**Working data:**
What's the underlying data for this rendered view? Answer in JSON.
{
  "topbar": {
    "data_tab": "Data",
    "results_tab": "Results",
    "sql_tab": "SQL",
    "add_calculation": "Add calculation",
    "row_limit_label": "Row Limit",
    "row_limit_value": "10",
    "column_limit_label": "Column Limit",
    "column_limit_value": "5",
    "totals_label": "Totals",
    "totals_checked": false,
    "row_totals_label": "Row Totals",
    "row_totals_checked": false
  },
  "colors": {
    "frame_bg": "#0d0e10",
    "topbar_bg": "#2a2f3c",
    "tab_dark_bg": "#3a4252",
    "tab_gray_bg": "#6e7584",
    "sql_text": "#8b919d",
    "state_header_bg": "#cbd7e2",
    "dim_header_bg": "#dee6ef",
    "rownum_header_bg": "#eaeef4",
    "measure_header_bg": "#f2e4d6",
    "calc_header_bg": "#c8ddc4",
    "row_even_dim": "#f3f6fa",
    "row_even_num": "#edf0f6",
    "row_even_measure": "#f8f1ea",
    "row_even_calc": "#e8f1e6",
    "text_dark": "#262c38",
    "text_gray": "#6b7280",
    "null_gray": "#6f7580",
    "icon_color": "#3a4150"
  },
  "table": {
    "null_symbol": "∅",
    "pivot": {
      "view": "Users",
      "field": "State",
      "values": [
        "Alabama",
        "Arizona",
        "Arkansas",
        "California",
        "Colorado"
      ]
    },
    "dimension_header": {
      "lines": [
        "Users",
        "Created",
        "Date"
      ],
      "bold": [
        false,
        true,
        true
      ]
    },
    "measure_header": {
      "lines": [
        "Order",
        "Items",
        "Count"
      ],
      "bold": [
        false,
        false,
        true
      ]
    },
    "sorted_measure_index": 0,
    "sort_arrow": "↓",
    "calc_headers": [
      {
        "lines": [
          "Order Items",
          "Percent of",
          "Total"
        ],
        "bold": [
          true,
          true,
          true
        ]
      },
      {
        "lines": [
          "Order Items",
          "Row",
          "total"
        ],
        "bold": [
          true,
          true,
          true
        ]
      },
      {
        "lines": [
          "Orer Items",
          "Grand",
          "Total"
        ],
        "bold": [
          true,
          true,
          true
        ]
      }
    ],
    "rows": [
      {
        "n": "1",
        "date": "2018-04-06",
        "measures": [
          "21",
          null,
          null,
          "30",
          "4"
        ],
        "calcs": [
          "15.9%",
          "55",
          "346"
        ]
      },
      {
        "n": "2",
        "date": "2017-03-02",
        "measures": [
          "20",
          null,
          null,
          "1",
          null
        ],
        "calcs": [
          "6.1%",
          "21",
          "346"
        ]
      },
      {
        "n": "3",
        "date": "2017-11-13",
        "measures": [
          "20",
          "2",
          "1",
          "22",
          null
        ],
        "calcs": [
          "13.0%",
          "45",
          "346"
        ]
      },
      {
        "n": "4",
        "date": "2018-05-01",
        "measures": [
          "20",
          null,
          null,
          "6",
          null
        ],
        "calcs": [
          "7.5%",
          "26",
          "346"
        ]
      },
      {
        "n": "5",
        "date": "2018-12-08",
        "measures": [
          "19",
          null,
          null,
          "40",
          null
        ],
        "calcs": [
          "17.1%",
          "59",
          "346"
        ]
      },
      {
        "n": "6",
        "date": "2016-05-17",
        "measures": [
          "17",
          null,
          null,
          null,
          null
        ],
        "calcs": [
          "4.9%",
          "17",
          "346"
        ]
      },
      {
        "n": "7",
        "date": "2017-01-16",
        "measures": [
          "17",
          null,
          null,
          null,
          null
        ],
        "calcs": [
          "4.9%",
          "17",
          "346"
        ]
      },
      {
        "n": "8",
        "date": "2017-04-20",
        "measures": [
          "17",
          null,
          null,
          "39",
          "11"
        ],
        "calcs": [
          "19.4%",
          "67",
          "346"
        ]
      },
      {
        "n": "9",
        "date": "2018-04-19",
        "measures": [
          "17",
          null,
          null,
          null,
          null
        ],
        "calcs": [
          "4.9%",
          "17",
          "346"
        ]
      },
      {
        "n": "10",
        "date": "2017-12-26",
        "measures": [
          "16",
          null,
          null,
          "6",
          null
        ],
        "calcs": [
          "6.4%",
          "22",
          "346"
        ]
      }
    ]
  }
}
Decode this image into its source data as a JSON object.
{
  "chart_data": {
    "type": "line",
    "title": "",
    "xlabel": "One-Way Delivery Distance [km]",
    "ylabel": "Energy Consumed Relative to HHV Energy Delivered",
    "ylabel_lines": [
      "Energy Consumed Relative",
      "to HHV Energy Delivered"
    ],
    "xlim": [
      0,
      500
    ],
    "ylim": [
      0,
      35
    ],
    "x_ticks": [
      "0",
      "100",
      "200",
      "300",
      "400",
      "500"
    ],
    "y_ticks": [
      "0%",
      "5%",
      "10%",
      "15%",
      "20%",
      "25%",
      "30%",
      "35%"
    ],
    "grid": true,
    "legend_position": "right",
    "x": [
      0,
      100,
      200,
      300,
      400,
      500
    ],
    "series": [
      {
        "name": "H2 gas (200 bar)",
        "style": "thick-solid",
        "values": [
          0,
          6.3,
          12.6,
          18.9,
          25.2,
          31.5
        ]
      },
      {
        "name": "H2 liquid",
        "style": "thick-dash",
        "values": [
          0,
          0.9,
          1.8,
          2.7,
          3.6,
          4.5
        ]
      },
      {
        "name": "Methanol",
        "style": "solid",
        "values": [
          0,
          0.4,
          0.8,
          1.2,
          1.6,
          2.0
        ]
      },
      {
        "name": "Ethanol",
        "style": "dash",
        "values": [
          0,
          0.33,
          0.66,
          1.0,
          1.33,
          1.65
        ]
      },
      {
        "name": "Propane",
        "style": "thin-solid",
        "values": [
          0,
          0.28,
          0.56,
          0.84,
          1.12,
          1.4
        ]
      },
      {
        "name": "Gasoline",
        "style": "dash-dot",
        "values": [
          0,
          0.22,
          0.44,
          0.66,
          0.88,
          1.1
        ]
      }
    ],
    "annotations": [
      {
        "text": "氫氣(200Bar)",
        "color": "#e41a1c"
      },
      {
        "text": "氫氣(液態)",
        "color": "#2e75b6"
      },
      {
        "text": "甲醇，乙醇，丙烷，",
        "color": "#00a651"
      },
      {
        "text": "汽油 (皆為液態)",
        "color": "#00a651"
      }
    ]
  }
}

**What this task involves:** All of the data needs to be reproduced exactly, with no line missing.

**Answer in full:**
What's the underlying data for this rendered view? Answer in JSON.
{
  "topbar": {
    "data_tab": "Data",
    "results_tab": "Results",
    "sql_tab": "SQL",
    "add_calculation": "Add calculation",
    "row_limit_label": "Row Limit",
    "row_limit_value": "10",
    "column_limit_label": "Column Limit",
    "column_limit_value": "5",
    "totals_label": "Totals",
    "totals_checked": false,
    "row_totals_label": "Row Totals",
    "row_totals_checked": false
  },
  "colors": {
    "frame_bg": "#0d0e10",
    "topbar_bg": "#2a2f3c",
    "tab_dark_bg": "#3a4252",
    "tab_gray_bg": "#6e7584",
    "sql_text": "#8b919d",
    "state_header_bg": "#cbd7e2",
    "dim_header_bg": "#dee6ef",
    "rownum_header_bg": "#eaeef4",
    "measure_header_bg": "#f2e4d6",
    "calc_header_bg": "#c8ddc4",
    "row_even_dim": "#f3f6fa",
    "row_even_num": "#edf0f6",
    "row_even_measure": "#f8f1ea",
    "row_even_calc": "#e8f1e6",
    "text_dark": "#262c38",
    "text_gray": "#6b7280",
    "null_gray": "#6f7580",
    "icon_color": "#3a4150"
  },
  "table": {
    "null_symbol": "∅",
    "pivot": {
      "view": "Users",
      "field": "State",
      "values": [
        "Alabama",
        "Arizona",
        "Arkansas",
        "California",
        "Colorado"
      ]
    },
    "dimension_header": {
      "lines": [
        "Users",
        "Created",
        "Date"
      ],
      "bold": [
        false,
        true,
        true
      ]
    },
    "measure_header": {
      "lines": [
        "Order",
        "Items",
        "Count"
      ],
      "bold": [
        false,
        false,
        true
      ]
    },
    "sorted_measure_index": 0,
    "sort_arrow": "↓",
    "calc_headers": [
      {
        "lines": [
          "Order Items",
          "Percent of",
          "Total"
        ],
        "bold": [
          true,
          true,
          true
        ]
      },
      {
        "lines": [
          "Order Items",
          "Row",
          "total"
        ],
        "bold": [
          true,
          true,
          true
        ]
      },
      {
        "lines": [
          "Orer Items",
          "Grand",
          "Total"
        ],
        "bold": [
          true,
          true,
          true
        ]
      }
    ],
    "rows": [
      {
        "n": "1",
        "date": "2018-04-06",
        "measures": [
          "21",
          null,
          null,
          "30",
          "4"
        ],
        "calcs": [
          "15.9%",
          "55",
          "346"
        ]
      },
      {
        "n": "2",
        "date": "2017-03-02",
        "measures": [
          "20",
          null,
          null,
          "1",
          null
        ],
        "calcs": [
          "6.1%",
          "21",
          "346"
        ]
      },
      {
        "n": "3",
        "date": "2017-11-13",
        "measures": [
          "20",
          "2",
          "1",
          "22",
          null
        ],
        "calcs": [
          "13.0%",
          "45",
          "346"
        ]
      },
      {
        "n": "4",
        "date": "2018-05-01",
        "measures": [
          "20",
          null,
          null,
          "6",
          null
        ],
        "calcs": [
          "7.5%",
          "26",
          "346"
        ]
      },
      {
        "n": "5",
        "date": "2018-12-08",
        "measures": [
          "19",
          null,
          null,
          "40",
          null
        ],
        "calcs": [
          "17.1%",
          "59",
          "346"
        ]
      },
      {
        "n": "6",
        "date": "2016-05-17",
        "measures": [
          "17",
          null,
          null,
          null,
          null
        ],
        "calcs": [
          "4.9%",
          "17",
          "346"
        ]
      },
      {
        "n": "7",
        "date": "2017-01-16",
        "measures": [
          "17",
          null,
          null,
          null,
          null
        ],
        "calcs": [
          "4.9%",
          "17",
          "346"
        ]
      },
      {
        "n": "8",
        "date": "2017-04-20",
        "measures": [
          "17",
          null,
          null,
          "39",
          "11"
        ],
        "calcs": [
          "19.4%",
          "67",
          "346"
        ]
      },
      {
        "n": "9",
        "date": "2018-04-19",
        "measures": [
          "17",
          null,
          null,
          null,
          null
        ],
        "calcs": [
          "4.9%",
          "17",
          "346"
        ]
      },
      {
        "n": "10",
        "date": "2017-12-26",
        "measures": [
          "16",
          null,
          null,
          "6",
          null
        ],
        "calcs": [
          "6.4%",
          "22",
          "346"
        ]
      }
    ]
  }
}
Decode this image into its source data as a JSON object.
{
  "chart_data": {
    "type": "line",
    "title": "",
    "xlabel": "One-Way Delivery Distance [km]",
    "ylabel": "Energy Consumed Relative to HHV Energy Delivered",
    "ylabel_lines": [
      "Energy Consumed Relative",
      "to HHV Energy Delivered"
    ],
    "xlim": [
      0,
      500
    ],
    "ylim": [
      0,
      35
    ],
    "x_ticks": [
      "0",
      "100",
      "200",
      "300",
      "400",
      "500"
    ],
    "y_ticks": [
      "0%",
      "5%",
      "10%",
      "15%",
      "20%",
      "25%",
      "30%",
      "35%"
    ],
    "grid": true,
    "legend_position": "right",
    "x": [
      0,
      100,
      200,
      300,
      400,
      500
    ],
    "series": [
      {
        "name": "H2 gas (200 bar)",
        "style": "thick-solid",
        "values": [
          0,
          6.3,
          12.6,
          18.9,
          25.2,
          31.5
        ]
      },
      {
        "name": "H2 liquid",
        "style": "thick-dash",
        "values": [
          0,
          0.9,
          1.8,
          2.7,
          3.6,
          4.5
        ]
      },
      {
        "name": "Methanol",
        "style": "solid",
        "values": [
          0,
          0.4,
          0.8,
          1.2,
          1.6,
          2.0
        ]
      },
      {
        "name": "Ethanol",
        "style": "dash",
        "values": [
          0,
          0.33,
          0.66,
          1.0,
          1.33,
          1.65
        ]
      },
      {
        "name": "Propane",
        "style": "thin-solid",
        "values": [
          0,
          0.28,
          0.56,
          0.84,
          1.12,
          1.4
        ]
      },
      {
        "name": "Gasoline",
        "style": "dash-dot",
        "values": [
          0,
          0.22,
          0.44,
          0.66,
          0.88,
          1.1
        ]
      }
    ],
    "annotations": [
      {
        "text": "氫氣(200Bar)",
        "color": "#e41a1c"
      },
      {
        "text": "氫氣(液態)",
        "color": "#2e75b6"
      },
      {
        "text": "甲醇，乙醇，丙烷，",
        "color": "#00a651"
      },
      {
        "text": "汽油 (皆為液態)",
        "color": "#00a651"
      }
    ]
  }
}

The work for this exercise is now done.